Entries taken from a collection:

________________

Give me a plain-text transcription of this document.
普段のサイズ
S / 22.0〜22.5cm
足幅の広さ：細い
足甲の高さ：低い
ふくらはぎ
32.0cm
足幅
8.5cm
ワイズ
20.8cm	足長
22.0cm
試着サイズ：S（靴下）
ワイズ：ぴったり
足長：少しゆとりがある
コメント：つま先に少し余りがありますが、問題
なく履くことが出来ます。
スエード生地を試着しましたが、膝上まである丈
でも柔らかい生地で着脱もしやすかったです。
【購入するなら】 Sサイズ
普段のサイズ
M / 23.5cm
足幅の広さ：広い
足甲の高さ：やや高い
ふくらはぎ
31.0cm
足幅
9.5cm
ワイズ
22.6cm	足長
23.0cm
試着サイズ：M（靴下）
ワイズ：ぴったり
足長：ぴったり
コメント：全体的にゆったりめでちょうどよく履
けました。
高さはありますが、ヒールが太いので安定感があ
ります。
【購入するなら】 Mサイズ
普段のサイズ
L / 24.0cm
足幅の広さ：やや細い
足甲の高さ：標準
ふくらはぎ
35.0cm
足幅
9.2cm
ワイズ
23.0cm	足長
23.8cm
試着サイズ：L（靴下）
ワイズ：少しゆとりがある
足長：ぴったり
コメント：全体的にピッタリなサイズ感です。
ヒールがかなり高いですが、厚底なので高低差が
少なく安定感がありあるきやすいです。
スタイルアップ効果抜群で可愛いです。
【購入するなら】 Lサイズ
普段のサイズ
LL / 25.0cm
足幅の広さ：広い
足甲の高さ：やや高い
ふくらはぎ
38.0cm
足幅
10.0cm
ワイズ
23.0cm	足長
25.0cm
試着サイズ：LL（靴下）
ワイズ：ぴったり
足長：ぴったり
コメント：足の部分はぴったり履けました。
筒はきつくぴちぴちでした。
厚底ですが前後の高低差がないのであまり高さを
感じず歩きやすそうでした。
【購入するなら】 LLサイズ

________________

Output the whole listing above again, word for word.

Give me a plain-text transcription of this document.
普段のサイズ
S / 22.0〜22.5cm
足幅の広さ：細い
足甲の高さ：低い
ふくらはぎ
32.0cm
足幅
8.5cm
ワイズ
20.8cm	足長
22.0cm
試着サイズ：S（靴下）
ワイズ：ぴったり
足長：少しゆとりがある
コメント：つま先に少し余りがありますが、問題
なく履くことが出来ます。
スエード生地を試着しましたが、膝上まである丈
でも柔らかい生地で着脱もしやすかったです。
【購入するなら】 Sサイズ
普段のサイズ
M / 23.5cm
足幅の広さ：広い
足甲の高さ：やや高い
ふくらはぎ
31.0cm
足幅
9.5cm
ワイズ
22.6cm	足長
23.0cm
試着サイズ：M（靴下）
ワイズ：ぴったり
足長：ぴったり
コメント：全体的にゆったりめでちょうどよく履
けました。
高さはありますが、ヒールが太いので安定感があ
ります。
【購入するなら】 Mサイズ
普段のサイズ
L / 24.0cm
足幅の広さ：やや細い
足甲の高さ：標準
ふくらはぎ
35.0cm
足幅
9.2cm
ワイズ
23.0cm	足長
23.8cm
試着サイズ：L（靴下）
ワイズ：少しゆとりがある
足長：ぴったり
コメント：全体的にピッタリなサイズ感です。
ヒールがかなり高いですが、厚底なので高低差が
少なく安定感がありあるきやすいです。
スタイルアップ効果抜群で可愛いです。
【購入するなら】 Lサイズ
普段のサイズ
LL / 25.0cm
足幅の広さ：広い
足甲の高さ：やや高い
ふくらはぎ
38.0cm
足幅
10.0cm
ワイズ
23.0cm	足長
25.0cm
試着サイズ：LL（靴下）
ワイズ：ぴったり
足長：ぴったり
コメント：足の部分はぴったり履けました。
筒はきつくぴちぴちでした。
厚底ですが前後の高低差がないのであまり高さを
感じず歩きやすそうでした。
【購入するなら】 LLサイズ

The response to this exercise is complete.